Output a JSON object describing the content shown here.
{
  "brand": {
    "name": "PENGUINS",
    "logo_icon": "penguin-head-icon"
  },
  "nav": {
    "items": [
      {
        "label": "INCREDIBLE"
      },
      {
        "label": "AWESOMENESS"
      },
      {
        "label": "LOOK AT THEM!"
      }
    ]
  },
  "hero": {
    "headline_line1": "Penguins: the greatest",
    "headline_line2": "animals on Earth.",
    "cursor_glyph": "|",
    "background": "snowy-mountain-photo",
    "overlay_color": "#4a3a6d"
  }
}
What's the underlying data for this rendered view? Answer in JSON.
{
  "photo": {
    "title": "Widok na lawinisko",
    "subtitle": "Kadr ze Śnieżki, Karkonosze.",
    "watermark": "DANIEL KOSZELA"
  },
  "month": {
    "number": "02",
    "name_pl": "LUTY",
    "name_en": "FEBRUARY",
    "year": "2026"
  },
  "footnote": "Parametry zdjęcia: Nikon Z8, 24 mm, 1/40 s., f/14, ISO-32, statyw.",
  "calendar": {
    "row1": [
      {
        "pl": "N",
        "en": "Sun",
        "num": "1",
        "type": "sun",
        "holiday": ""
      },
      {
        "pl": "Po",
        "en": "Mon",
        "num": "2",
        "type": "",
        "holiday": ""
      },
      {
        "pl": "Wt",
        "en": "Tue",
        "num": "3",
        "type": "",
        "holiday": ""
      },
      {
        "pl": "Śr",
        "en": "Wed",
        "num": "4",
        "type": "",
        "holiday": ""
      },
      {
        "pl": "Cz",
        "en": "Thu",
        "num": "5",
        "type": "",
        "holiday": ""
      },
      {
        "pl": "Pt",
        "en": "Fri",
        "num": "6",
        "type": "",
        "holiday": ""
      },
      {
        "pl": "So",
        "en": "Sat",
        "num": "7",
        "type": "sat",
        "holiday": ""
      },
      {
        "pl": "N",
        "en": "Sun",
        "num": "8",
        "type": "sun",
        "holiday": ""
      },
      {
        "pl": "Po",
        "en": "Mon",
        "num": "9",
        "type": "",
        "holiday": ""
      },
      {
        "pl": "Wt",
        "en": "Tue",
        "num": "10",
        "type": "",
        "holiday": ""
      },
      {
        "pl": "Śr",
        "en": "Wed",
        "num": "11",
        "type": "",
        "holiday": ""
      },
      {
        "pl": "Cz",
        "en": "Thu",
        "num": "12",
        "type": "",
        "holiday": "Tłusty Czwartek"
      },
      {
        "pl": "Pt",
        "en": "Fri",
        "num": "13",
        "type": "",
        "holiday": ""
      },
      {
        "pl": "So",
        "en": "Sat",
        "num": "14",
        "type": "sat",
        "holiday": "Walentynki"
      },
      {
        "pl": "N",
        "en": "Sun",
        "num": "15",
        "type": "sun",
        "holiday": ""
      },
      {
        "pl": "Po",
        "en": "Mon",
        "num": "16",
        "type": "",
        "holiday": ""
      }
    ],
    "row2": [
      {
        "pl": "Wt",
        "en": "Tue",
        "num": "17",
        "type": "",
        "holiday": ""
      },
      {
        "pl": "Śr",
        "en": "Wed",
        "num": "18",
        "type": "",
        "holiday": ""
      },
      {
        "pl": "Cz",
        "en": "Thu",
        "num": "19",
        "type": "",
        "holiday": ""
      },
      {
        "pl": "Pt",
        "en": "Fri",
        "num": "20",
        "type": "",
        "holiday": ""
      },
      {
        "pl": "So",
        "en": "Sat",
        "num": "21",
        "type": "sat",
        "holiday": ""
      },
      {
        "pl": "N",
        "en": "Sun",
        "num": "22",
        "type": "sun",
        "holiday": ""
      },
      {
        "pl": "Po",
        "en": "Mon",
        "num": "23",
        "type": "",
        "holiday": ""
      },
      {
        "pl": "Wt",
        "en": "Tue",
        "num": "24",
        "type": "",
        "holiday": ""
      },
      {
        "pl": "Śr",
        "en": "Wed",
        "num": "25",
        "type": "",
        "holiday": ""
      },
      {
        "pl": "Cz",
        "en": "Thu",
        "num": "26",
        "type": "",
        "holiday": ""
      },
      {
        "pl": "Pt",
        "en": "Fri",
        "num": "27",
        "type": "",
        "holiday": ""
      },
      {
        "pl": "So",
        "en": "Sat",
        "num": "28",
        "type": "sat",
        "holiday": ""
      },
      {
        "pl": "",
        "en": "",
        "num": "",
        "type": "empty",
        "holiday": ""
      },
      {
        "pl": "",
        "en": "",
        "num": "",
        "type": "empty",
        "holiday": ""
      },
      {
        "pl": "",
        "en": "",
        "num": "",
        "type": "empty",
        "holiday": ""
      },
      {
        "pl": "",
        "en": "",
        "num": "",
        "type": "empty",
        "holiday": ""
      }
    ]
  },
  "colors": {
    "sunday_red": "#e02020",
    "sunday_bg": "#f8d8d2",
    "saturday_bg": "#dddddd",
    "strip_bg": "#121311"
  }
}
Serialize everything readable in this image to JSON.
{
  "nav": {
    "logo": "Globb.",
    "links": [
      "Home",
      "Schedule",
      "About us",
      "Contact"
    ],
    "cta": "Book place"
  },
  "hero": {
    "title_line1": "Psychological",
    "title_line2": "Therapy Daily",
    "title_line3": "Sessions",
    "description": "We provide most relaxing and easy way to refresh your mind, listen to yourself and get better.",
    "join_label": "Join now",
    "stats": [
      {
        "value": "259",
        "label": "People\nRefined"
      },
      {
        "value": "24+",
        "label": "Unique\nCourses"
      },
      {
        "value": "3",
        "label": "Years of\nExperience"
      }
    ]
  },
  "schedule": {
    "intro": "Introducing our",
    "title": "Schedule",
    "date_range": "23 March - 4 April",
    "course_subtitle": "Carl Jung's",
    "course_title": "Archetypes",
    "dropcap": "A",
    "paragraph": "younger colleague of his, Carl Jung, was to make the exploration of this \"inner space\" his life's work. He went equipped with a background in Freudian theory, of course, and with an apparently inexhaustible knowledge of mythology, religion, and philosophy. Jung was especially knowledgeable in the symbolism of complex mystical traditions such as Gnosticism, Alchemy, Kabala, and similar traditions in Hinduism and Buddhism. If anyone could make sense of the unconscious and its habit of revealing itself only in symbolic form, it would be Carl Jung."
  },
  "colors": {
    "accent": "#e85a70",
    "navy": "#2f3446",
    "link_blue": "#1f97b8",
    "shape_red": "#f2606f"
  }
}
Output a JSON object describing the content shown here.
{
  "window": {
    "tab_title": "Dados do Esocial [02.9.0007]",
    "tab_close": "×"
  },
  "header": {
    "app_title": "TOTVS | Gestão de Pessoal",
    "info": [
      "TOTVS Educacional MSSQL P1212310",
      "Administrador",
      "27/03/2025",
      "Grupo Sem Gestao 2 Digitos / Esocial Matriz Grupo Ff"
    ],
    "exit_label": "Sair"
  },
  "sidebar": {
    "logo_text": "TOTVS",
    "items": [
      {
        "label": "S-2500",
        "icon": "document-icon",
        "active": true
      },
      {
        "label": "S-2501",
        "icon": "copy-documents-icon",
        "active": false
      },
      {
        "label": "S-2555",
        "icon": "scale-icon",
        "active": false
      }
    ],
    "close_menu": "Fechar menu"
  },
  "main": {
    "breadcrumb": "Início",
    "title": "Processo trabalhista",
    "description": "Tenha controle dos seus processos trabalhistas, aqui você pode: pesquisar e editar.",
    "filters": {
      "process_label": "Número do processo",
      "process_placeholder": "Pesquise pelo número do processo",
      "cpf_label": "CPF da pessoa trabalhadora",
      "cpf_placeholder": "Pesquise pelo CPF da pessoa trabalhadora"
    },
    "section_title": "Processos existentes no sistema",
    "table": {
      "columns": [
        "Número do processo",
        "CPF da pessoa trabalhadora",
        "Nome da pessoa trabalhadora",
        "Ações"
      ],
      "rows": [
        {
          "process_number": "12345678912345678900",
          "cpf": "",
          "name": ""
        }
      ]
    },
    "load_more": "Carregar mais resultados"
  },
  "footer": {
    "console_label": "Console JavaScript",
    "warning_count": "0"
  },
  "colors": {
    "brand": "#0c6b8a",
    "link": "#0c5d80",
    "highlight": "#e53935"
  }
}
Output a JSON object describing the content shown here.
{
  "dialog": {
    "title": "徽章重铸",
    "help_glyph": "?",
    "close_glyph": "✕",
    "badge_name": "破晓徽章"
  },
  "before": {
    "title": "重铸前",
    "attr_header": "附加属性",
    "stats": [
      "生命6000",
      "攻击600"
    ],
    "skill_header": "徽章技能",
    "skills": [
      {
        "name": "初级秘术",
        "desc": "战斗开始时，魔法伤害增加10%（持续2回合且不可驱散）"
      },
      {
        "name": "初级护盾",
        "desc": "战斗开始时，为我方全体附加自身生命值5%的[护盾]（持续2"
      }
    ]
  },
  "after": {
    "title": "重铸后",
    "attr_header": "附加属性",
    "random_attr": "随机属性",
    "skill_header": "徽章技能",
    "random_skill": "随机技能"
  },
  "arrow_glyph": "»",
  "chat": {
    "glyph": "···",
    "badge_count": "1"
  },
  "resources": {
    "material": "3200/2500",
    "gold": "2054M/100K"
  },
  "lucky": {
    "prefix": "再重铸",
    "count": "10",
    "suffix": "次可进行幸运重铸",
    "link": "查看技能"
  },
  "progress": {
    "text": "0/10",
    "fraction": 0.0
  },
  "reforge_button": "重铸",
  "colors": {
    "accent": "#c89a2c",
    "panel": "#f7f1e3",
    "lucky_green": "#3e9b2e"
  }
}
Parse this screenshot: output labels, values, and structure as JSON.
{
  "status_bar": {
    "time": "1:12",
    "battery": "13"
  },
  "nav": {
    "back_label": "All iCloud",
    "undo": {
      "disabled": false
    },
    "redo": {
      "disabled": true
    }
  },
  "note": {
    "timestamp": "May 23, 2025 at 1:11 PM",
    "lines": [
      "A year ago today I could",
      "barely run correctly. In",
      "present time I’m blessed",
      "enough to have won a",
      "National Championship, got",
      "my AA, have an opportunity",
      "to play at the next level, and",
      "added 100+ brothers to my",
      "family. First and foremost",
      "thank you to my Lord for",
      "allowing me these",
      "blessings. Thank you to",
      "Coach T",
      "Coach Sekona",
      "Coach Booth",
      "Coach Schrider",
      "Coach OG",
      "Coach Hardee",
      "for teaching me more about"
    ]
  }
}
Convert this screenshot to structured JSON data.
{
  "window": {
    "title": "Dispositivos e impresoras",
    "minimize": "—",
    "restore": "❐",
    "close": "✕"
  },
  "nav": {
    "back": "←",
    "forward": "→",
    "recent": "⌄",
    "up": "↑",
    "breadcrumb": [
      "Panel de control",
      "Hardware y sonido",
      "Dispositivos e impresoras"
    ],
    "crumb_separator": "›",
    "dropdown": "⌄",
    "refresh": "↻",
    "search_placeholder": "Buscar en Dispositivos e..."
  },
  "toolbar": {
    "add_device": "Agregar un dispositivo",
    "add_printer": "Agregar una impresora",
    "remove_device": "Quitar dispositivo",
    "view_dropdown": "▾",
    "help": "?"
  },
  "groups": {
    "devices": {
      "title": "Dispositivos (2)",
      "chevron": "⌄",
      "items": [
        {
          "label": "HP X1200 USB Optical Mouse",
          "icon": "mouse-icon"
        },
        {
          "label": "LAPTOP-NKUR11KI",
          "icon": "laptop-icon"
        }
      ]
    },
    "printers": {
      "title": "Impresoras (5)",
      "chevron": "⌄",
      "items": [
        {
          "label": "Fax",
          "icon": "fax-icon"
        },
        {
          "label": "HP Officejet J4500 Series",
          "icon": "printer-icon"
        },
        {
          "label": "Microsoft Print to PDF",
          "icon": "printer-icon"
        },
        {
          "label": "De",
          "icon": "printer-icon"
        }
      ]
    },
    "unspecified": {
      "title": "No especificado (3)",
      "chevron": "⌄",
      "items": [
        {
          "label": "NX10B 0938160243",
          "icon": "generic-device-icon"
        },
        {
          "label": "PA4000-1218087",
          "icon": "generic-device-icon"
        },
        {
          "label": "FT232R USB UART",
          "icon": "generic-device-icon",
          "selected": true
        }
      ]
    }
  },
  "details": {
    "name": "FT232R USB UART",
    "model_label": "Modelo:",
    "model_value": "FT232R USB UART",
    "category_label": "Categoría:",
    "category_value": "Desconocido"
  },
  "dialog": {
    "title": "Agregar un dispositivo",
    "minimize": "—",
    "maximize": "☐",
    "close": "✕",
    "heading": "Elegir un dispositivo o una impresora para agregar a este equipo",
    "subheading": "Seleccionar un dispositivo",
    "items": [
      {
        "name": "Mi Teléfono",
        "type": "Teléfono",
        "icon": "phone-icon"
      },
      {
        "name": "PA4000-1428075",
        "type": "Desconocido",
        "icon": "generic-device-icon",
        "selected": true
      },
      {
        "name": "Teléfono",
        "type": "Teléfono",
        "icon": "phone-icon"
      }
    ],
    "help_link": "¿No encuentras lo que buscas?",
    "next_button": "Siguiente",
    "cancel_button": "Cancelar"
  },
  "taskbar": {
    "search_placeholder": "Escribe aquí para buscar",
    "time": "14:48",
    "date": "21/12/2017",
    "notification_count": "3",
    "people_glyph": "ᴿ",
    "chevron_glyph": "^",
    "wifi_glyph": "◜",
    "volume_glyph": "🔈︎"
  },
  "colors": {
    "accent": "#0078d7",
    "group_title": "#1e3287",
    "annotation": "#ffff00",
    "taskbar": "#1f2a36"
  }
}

■ Set exercise ■
Pick out the lines above containing the word "TOTVS", then copy them.

■ Result for this exercise ■
    "app_title": "TOTVS | Gestão de Pessoal",
      "TOTVS Educacional MSSQL P1212310",
    "logo_text": "TOTVS",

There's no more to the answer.